§ **GIVEN PROBLEM**
Return all entries precisely as they stand, without the images.
===============
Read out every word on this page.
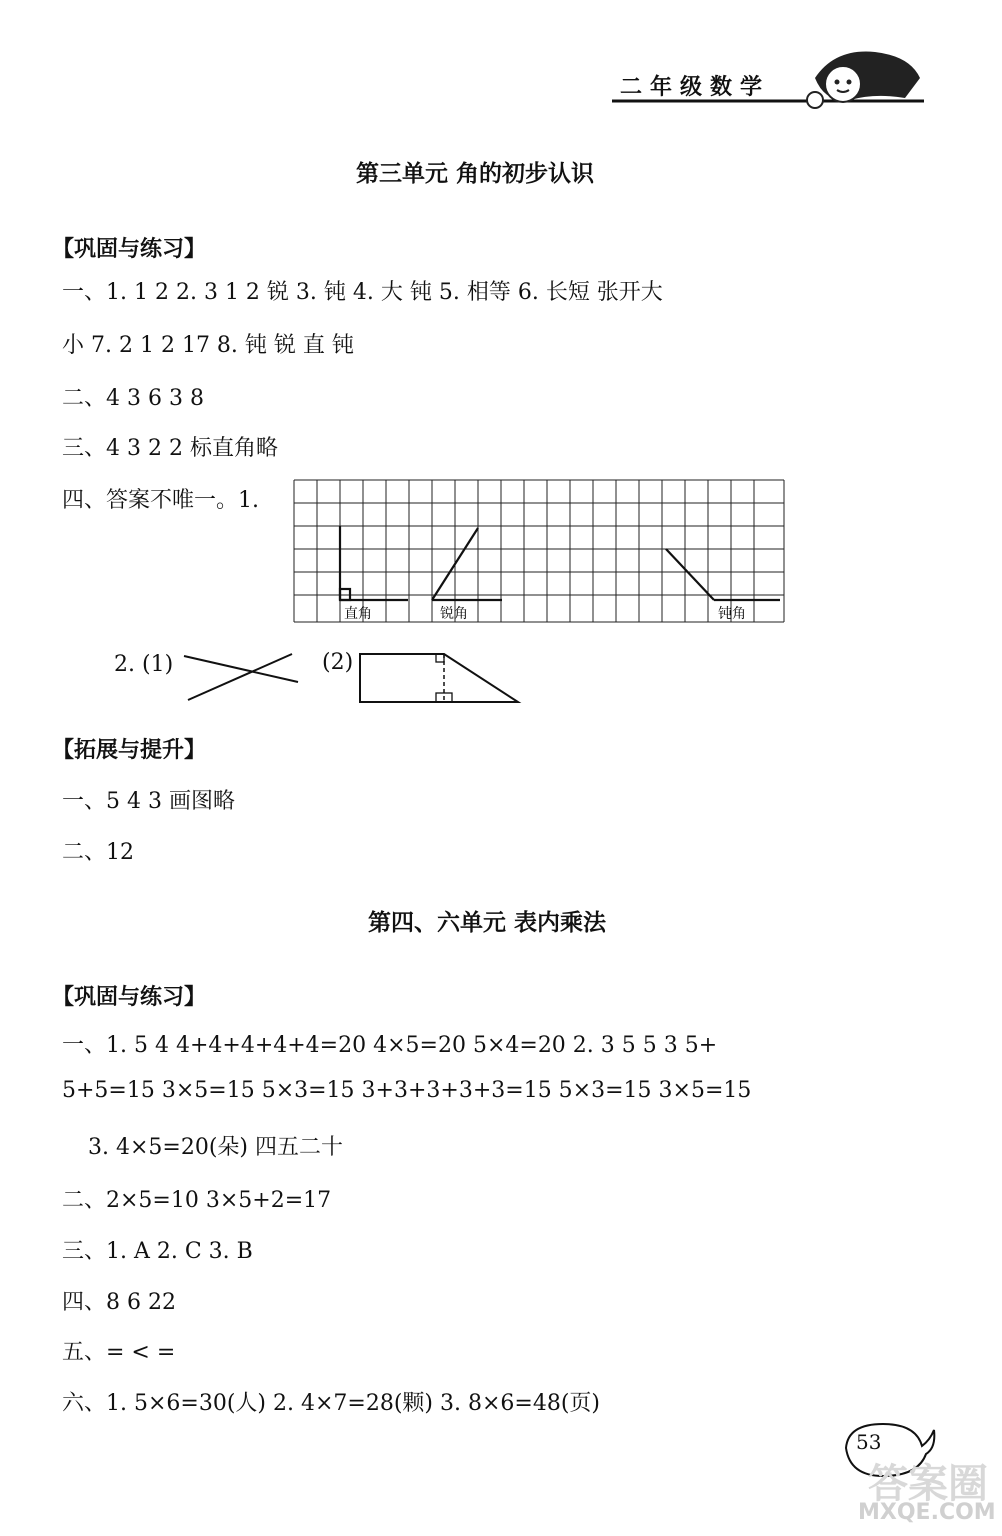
二年级数学
第三单元 角的初步认识
【巩固与练习】
一、1. 1 2 2. 3 1 2 锐 3. 钝 4. 大 钝 5. 相等 6. 长短 张开大
小 7. 2 1 2 17 8. 钝 锐 直 钝
二、4 3 6 3 8
三、4 3 2 2 标直角略
四、答案不唯一。1.
直角	锐角	钝角
2. (1)	(2)
【拓展与提升】
一、5 4 3 画图略
二、12
第四、六单元 表内乘法
【巩固与练习】
一、1. 5 4 4+4+4+4+4=20 4×5=20 5×4=20 2. 3 5 5 3 5+
5+5=15 3×5=15 5×3=15 3+3+3+3+3=15 5×3=15 3×5=15
3. 4×5=20(朵) 四五二十
二、2×5=10 3×5+2=17
三、1. A 2. C 3. B
四、8 6 22
五、= < =
六、1. 5×6=30(人) 2. 4×7=28(颗) 3. 8×6=48(页)
53
答案圈
MXQE.COM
===============
§ **TASK RESULT**
Read out every word on this page.
二年级数学
第三单元 角的初步认识
【巩固与练习】
一、1. 1 2 2. 3 1 2 锐 3. 钝 4. 大 钝 5. 相等 6. 长短 张开大
小 7. 2 1 2 17 8. 钝 锐 直 钝
二、4 3 6 3 8
三、4 3 2 2 标直角略
四、答案不唯一。1.
直角	锐角	钝角
2. (1)	(2)
【拓展与提升】
一、5 4 3 画图略
二、12
第四、六单元 表内乘法
【巩固与练习】
一、1. 5 4 4+4+4+4+4=20 4×5=20 5×4=20 2. 3 5 5 3 5+
5+5=15 3×5=15 5×3=15 3+3+3+3+3=15 5×3=15 3×5=15
3. 4×5=20(朵) 四五二十
二、2×5=10 3×5+2=17
三、1. A 2. C 3. B
四、8 6 22
五、= < =
六、1. 5×6=30(人) 2. 4×7=28(颗) 3. 8×6=48(页)
53
答案圈
MXQE.COM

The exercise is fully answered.